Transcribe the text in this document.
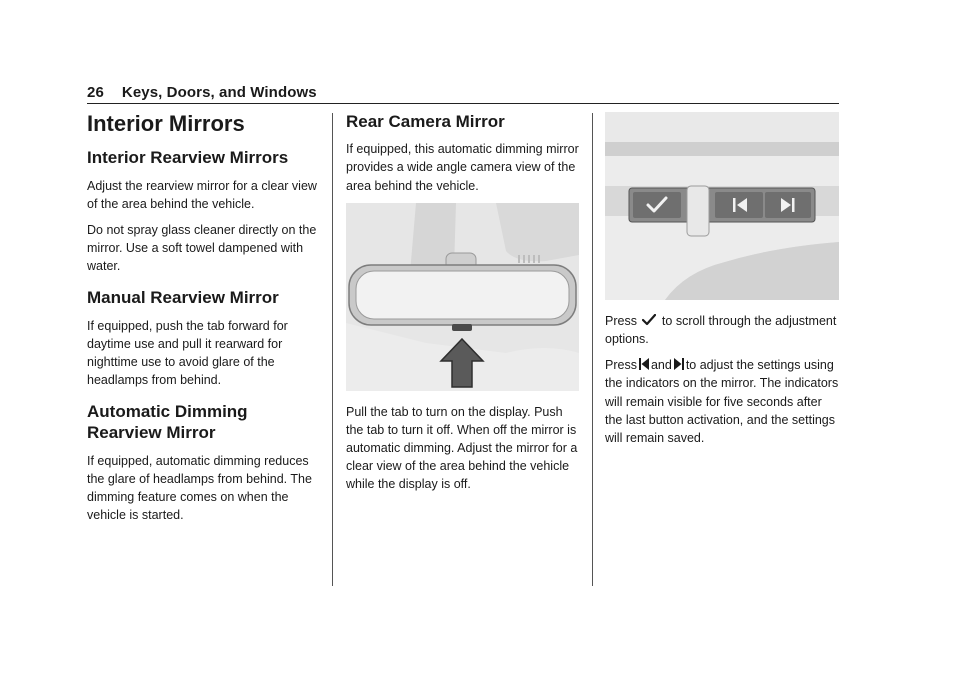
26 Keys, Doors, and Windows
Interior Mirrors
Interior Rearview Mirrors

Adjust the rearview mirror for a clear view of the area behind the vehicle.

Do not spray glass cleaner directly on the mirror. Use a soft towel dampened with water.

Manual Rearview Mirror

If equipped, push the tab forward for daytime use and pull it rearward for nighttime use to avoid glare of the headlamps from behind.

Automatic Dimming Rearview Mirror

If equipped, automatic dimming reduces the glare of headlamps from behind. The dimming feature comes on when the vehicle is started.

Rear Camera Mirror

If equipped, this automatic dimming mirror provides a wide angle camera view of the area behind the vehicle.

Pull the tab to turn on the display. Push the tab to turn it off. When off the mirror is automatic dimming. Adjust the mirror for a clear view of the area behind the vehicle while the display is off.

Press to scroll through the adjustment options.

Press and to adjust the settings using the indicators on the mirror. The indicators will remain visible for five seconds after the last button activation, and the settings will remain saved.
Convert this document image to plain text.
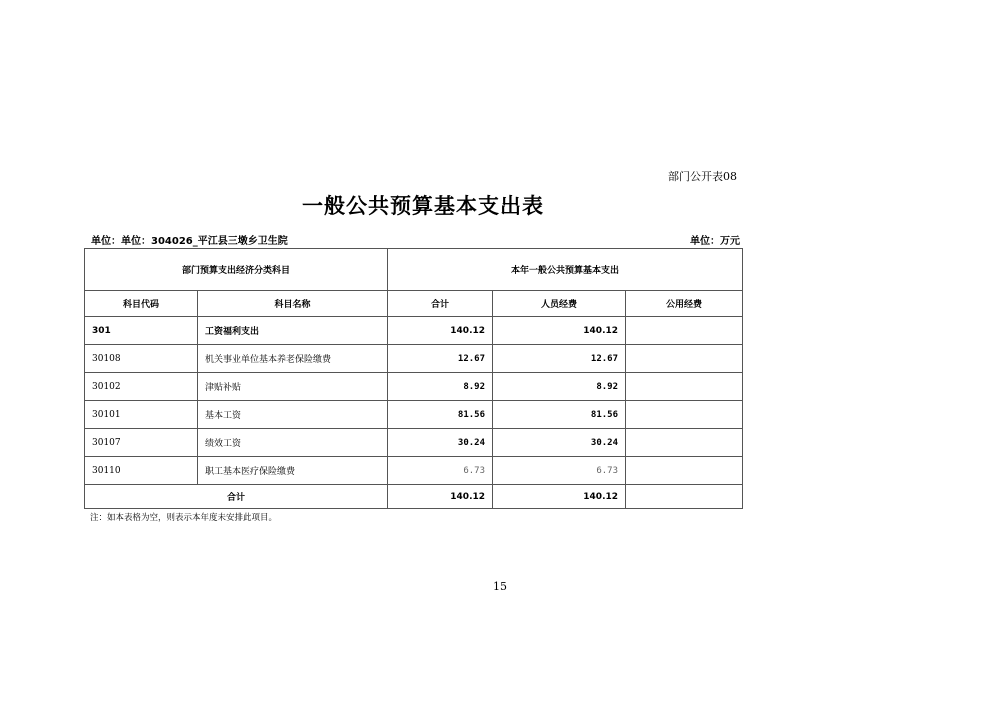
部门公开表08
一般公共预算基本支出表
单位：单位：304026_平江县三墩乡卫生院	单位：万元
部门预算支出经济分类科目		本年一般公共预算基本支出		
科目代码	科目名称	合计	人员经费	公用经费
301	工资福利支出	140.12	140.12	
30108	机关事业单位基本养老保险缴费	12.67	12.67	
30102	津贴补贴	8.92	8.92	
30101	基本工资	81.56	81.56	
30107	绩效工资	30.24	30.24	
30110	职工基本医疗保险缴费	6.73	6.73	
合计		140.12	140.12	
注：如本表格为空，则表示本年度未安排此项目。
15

◇ ◇ ◇

# TASK:
Read the entries above, then pull out the lines that include "document".

# THE REPLY:
Transcribe the text in this document.
Convert this document image to plain text.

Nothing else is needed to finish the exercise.